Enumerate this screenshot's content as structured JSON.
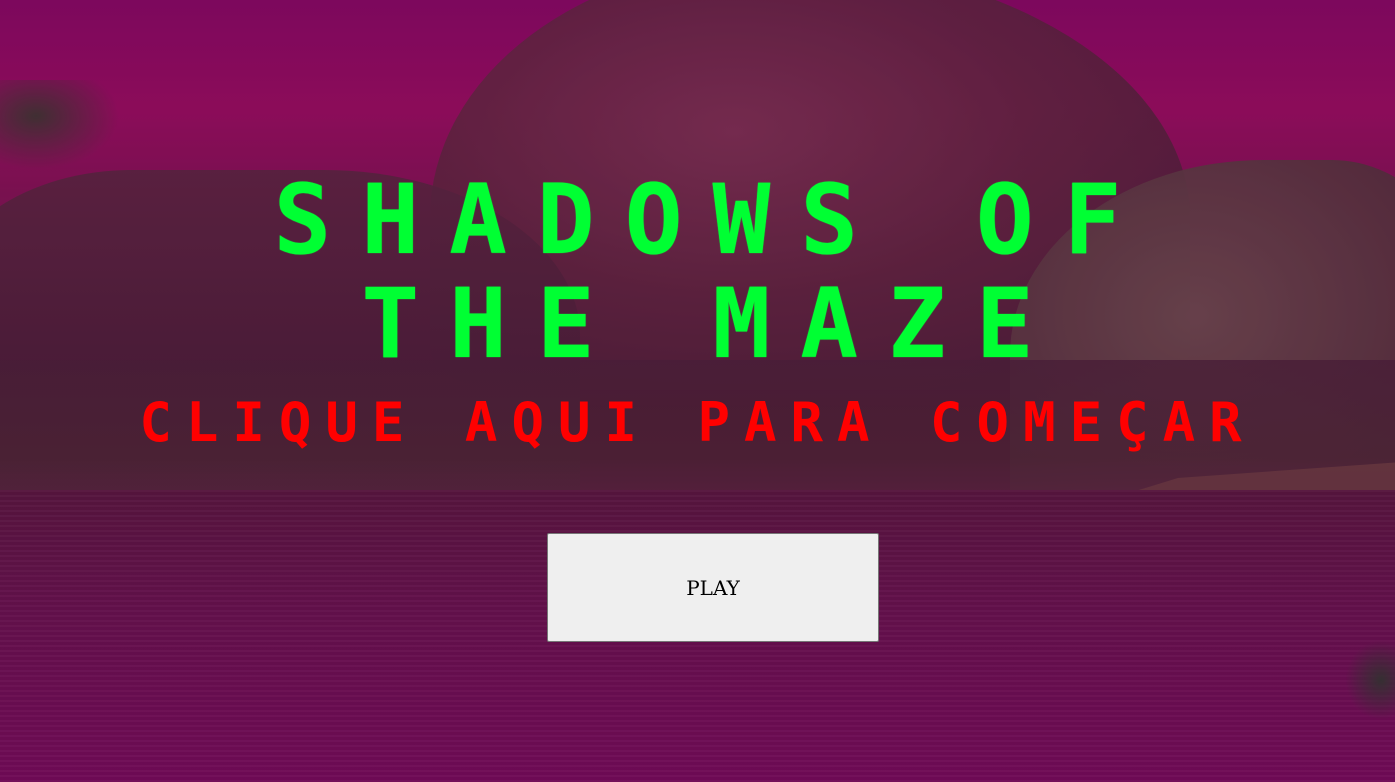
{
  "game": {
    "title_line1": "SHADOWS OF",
    "title_line2": "THE MAZE",
    "subtitle": "CLIQUE AQUI PARA COMEÇAR",
    "play_label": "PLAY"
  },
  "colors": {
    "title": "#00ff33",
    "subtitle": "#ff0000",
    "button_bg": "#efefef",
    "sky": "#8c0f5a"
  }
}
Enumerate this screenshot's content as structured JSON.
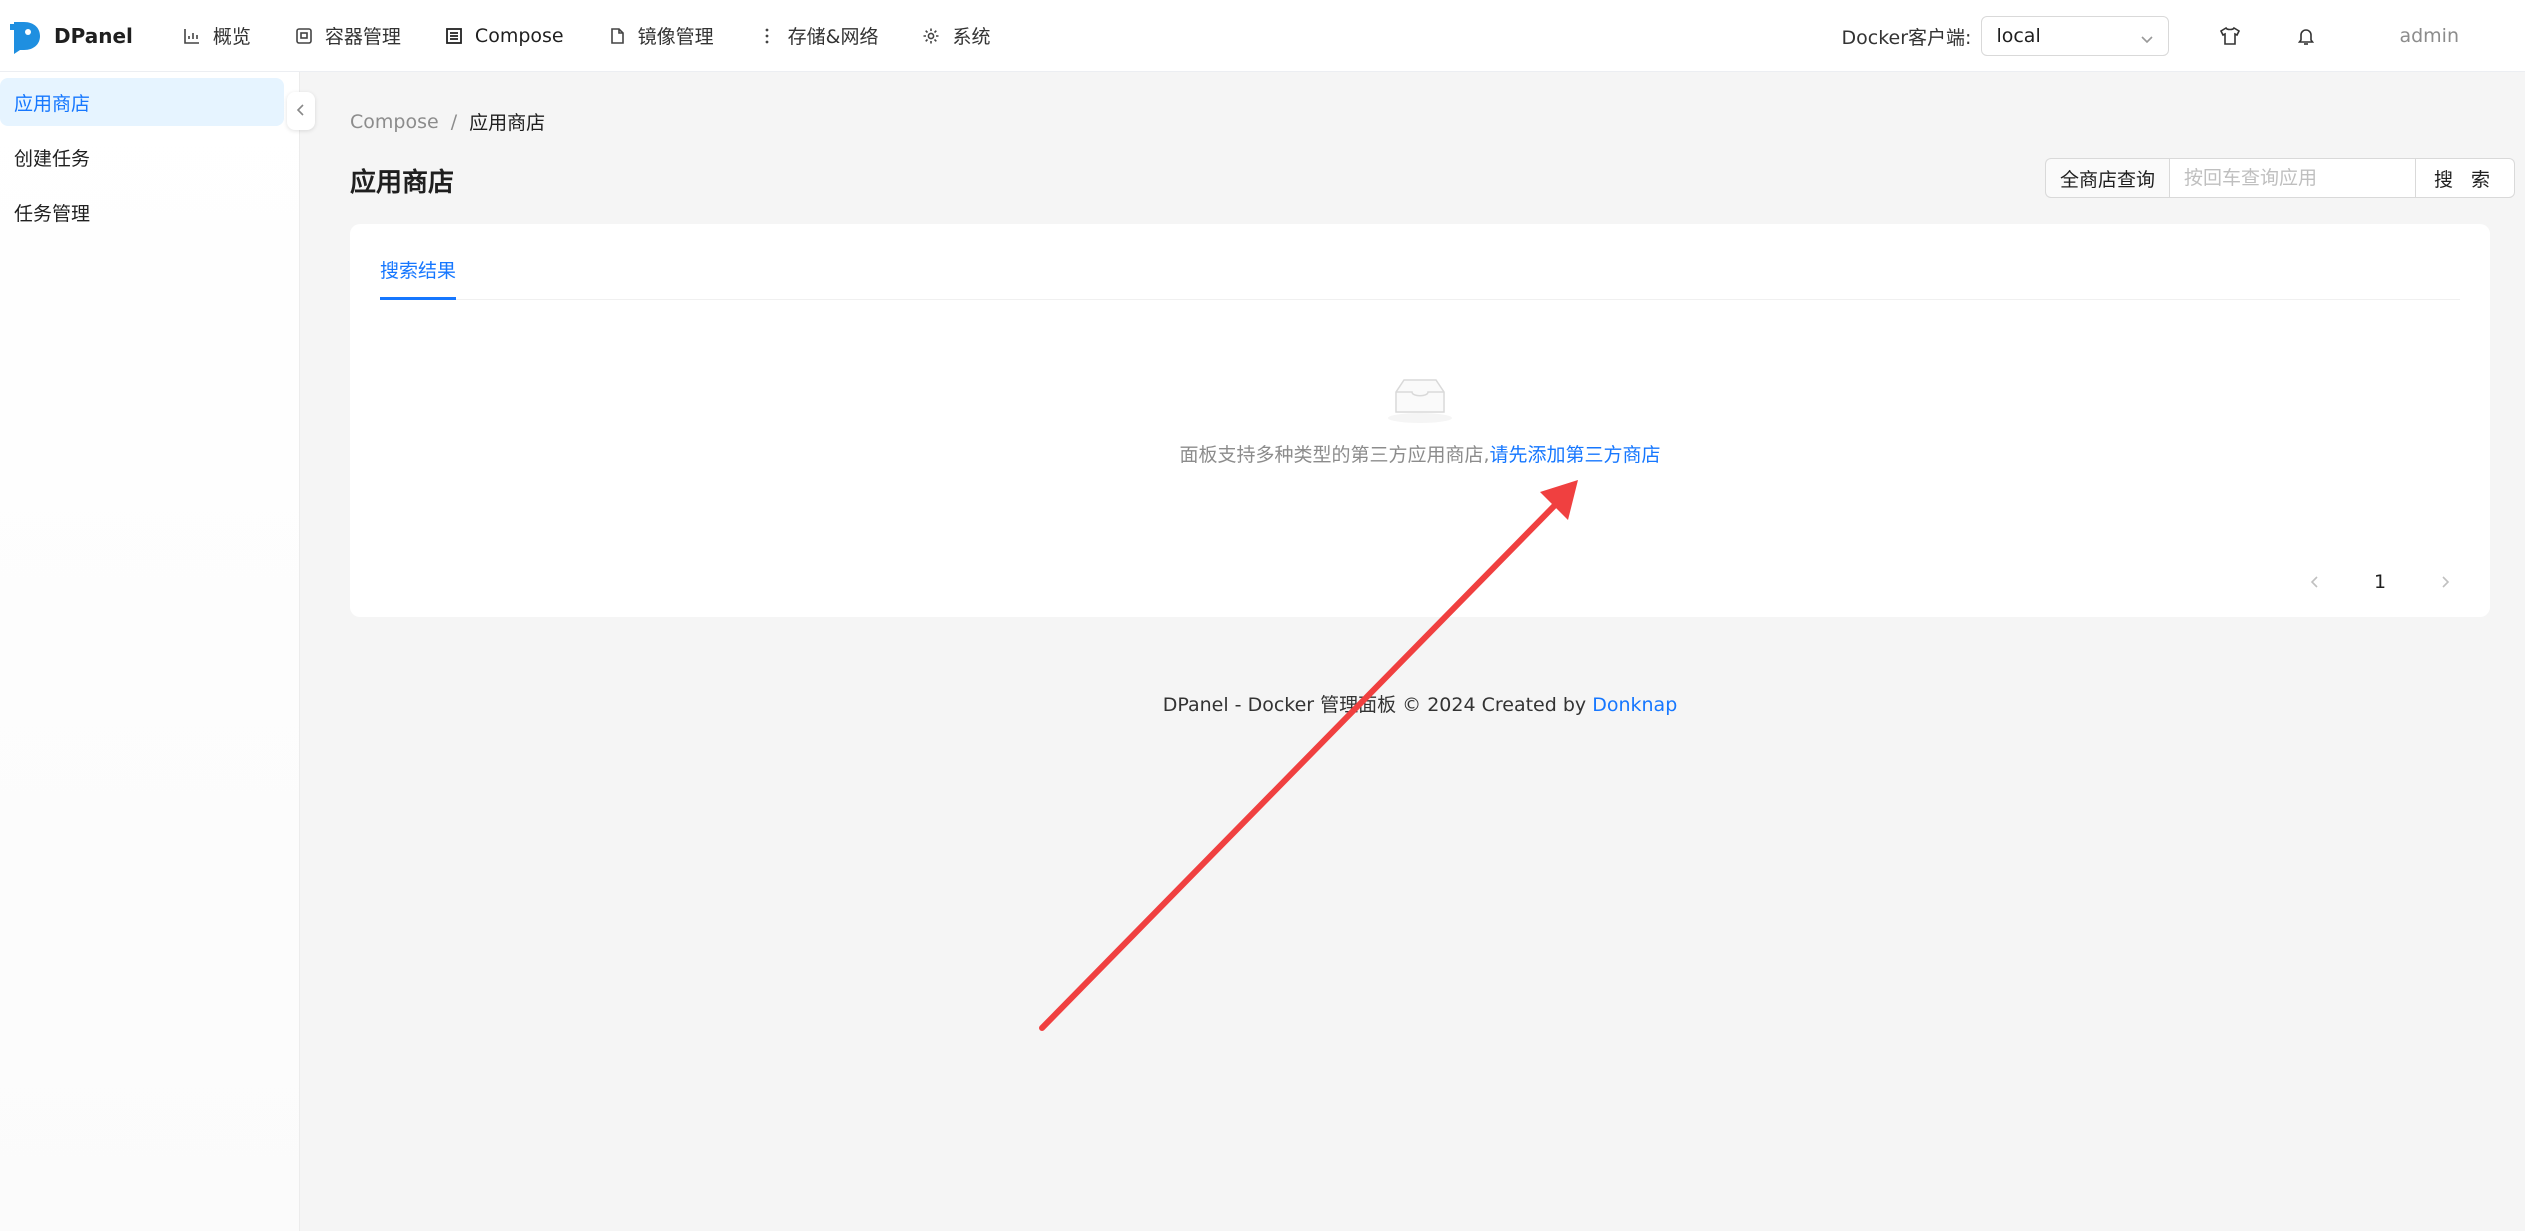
{
  "header": {
    "app_name": "DPanel",
    "nav": [
      {
        "label": "概览",
        "icon": "chart-icon"
      },
      {
        "label": "容器管理",
        "icon": "container-icon"
      },
      {
        "label": "Compose",
        "icon": "compose-icon"
      },
      {
        "label": "镜像管理",
        "icon": "file-icon"
      },
      {
        "label": "存储&网络",
        "icon": "more-vertical-icon"
      },
      {
        "label": "系统",
        "icon": "gear-icon"
      }
    ],
    "client_label": "Docker客户端:",
    "client_value": "local",
    "user": "admin"
  },
  "sidebar": {
    "items": [
      {
        "label": "应用商店",
        "active": true
      },
      {
        "label": "创建任务",
        "active": false
      },
      {
        "label": "任务管理",
        "active": false
      }
    ]
  },
  "breadcrumb": {
    "parent": "Compose",
    "separator": "/",
    "current": "应用商店"
  },
  "page": {
    "title": "应用商店"
  },
  "search": {
    "addon": "全商店查询",
    "placeholder": "按回车查询应用",
    "button": "搜 索"
  },
  "tabs": {
    "active": "搜索结果"
  },
  "empty": {
    "text": "面板支持多种类型的第三方应用商店,",
    "link": "请先添加第三方商店"
  },
  "pagination": {
    "current": "1"
  },
  "footer": {
    "text": "DPanel - Docker 管理面板 © 2024 Created by",
    "link": "Donknap"
  },
  "colors": {
    "accent": "#1677ff",
    "annotation_arrow": "#f04040"
  }
}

※

### WHAT TO DO
Only lines with the string "DPanel" belong in your answer; copy each one.

### IN RESPONSE
    "app_name": "DPanel",
    "text": "DPanel - Docker 管理面板 © 2024 Created by",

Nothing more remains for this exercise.